Set problem
Your reply should be a single number: how many lines contain the string "name".
-- start of The data --
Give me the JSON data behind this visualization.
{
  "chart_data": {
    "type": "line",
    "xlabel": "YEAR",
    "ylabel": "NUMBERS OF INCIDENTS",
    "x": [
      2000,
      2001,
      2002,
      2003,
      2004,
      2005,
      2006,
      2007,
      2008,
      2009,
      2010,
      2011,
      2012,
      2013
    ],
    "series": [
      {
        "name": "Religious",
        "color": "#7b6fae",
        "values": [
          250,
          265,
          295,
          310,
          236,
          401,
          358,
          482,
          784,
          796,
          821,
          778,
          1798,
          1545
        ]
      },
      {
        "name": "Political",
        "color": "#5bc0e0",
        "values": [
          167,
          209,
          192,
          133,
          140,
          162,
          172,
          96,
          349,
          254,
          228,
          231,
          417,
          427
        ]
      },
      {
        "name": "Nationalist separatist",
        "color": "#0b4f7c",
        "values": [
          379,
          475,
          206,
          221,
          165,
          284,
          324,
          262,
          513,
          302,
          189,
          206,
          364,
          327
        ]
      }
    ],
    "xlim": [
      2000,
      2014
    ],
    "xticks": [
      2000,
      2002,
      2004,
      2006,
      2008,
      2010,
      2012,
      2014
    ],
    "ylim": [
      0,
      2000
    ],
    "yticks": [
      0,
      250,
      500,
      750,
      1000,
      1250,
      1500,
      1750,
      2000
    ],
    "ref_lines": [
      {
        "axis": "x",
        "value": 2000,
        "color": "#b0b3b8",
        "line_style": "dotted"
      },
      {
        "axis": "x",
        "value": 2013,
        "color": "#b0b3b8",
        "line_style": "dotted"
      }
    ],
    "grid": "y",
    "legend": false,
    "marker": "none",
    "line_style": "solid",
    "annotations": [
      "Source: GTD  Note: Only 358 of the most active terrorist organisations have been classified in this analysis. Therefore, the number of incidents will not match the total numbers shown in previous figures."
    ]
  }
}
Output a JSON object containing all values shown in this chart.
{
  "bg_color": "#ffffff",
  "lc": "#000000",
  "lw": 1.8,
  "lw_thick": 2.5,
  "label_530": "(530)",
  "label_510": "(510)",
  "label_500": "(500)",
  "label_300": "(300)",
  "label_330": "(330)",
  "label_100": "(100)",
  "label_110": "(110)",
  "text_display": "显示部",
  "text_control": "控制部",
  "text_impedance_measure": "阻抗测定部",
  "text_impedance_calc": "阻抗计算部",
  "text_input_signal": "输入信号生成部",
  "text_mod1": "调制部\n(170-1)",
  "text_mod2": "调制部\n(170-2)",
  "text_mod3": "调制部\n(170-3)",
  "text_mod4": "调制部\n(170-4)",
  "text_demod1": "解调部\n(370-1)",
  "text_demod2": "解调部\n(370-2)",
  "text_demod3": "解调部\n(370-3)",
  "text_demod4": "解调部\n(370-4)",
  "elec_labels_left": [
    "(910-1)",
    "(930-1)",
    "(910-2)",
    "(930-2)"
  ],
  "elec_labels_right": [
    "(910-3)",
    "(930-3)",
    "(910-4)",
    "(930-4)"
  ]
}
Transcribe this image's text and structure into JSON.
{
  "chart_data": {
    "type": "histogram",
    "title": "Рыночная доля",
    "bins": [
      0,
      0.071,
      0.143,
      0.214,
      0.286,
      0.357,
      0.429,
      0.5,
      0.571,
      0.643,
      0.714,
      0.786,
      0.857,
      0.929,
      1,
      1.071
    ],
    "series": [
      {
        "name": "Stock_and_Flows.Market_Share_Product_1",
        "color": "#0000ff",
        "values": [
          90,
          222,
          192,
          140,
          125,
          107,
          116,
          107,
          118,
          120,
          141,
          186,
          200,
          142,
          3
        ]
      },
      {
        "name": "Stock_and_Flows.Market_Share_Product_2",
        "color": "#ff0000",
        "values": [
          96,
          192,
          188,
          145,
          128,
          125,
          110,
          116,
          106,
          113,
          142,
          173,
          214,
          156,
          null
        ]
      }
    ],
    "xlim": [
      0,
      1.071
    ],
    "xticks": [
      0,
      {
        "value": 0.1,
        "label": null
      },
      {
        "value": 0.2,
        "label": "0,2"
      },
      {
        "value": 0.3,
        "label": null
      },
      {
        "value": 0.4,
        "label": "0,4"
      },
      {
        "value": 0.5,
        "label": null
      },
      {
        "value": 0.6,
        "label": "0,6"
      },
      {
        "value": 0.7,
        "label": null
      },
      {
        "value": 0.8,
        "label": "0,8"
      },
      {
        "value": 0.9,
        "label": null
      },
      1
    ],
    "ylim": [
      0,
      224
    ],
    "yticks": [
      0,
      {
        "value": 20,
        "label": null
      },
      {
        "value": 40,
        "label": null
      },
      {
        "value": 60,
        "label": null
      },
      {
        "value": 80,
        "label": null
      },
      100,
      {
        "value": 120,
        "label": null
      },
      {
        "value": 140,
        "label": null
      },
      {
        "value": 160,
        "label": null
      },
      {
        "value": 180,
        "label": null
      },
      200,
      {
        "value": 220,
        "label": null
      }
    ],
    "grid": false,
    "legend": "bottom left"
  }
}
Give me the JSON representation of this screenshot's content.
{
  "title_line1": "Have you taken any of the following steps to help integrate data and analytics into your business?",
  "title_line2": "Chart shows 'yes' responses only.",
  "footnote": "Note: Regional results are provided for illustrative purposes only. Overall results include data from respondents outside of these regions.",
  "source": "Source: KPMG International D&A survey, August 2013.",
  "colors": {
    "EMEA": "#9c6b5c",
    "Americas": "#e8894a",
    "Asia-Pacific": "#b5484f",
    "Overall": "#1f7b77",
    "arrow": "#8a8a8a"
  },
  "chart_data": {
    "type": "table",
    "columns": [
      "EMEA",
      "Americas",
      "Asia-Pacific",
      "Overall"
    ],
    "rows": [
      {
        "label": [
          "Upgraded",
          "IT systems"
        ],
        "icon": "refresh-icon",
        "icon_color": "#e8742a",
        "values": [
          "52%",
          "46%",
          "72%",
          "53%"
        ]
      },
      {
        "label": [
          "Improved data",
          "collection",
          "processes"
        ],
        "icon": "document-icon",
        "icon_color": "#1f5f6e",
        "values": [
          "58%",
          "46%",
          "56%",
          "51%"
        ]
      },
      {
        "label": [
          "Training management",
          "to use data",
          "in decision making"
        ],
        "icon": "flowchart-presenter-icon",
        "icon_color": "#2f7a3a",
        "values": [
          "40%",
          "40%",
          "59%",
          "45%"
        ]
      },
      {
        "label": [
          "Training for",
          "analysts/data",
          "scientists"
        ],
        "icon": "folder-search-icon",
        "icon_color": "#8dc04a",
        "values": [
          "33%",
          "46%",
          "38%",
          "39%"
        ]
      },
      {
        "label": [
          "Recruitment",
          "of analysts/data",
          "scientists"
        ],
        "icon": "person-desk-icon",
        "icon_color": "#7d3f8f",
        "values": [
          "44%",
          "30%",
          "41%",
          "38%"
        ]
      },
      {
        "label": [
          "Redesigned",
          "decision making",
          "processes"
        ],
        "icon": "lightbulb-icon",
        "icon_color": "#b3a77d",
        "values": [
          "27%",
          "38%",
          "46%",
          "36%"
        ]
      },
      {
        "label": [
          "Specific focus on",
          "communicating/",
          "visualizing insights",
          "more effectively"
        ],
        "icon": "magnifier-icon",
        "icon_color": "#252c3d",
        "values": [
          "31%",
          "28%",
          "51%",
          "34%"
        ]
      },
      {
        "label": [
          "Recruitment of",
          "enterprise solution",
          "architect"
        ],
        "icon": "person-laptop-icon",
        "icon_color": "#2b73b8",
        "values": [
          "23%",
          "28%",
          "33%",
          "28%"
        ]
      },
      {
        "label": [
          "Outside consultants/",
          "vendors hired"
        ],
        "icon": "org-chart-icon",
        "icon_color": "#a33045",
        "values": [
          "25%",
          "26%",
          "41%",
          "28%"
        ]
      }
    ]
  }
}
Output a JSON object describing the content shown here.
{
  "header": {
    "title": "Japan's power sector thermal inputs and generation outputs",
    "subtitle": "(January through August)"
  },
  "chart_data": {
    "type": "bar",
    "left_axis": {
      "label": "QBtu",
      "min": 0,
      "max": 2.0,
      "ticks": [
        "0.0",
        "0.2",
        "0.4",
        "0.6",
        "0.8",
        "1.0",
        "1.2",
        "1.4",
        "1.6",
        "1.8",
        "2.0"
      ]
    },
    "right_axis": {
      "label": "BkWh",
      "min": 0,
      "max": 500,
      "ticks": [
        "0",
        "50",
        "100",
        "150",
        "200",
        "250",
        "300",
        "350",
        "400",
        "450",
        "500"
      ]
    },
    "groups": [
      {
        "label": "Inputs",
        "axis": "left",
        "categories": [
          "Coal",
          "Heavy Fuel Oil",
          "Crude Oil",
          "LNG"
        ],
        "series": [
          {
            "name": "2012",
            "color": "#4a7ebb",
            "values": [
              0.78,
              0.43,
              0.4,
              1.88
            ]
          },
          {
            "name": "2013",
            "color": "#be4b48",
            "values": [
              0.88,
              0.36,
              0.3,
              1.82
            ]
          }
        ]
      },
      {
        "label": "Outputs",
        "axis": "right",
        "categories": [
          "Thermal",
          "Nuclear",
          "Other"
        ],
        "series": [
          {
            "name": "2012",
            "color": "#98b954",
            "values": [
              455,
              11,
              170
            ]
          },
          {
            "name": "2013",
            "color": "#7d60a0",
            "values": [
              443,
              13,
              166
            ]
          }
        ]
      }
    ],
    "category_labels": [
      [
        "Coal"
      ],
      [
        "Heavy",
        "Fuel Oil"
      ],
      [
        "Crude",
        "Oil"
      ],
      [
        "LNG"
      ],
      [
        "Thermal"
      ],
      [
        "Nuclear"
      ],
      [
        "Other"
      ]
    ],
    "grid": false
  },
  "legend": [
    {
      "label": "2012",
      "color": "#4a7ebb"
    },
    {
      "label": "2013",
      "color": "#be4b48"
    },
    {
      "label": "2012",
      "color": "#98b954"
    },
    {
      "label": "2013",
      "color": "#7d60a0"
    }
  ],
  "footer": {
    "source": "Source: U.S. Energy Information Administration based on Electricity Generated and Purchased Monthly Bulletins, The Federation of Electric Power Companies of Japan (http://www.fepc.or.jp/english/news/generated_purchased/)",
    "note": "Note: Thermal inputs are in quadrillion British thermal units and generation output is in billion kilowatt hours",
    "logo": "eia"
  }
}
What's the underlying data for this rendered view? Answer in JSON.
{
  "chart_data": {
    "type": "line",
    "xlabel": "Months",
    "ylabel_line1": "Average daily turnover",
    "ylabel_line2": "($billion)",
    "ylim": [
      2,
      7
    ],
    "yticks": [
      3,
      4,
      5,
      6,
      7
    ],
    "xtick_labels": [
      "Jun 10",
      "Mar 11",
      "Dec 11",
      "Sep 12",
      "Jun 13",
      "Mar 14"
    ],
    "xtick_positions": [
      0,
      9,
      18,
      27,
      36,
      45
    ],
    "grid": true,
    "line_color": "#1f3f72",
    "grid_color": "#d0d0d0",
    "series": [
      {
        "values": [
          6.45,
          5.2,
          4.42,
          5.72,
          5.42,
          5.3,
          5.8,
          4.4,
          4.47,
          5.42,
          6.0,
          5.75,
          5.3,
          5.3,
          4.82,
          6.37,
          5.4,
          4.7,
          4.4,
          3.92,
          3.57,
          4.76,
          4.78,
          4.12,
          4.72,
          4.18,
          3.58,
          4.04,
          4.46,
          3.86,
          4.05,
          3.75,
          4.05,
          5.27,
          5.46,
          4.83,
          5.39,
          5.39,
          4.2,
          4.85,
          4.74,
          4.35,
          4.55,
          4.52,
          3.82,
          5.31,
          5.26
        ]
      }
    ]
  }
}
-- end of The data --
Exercise response
9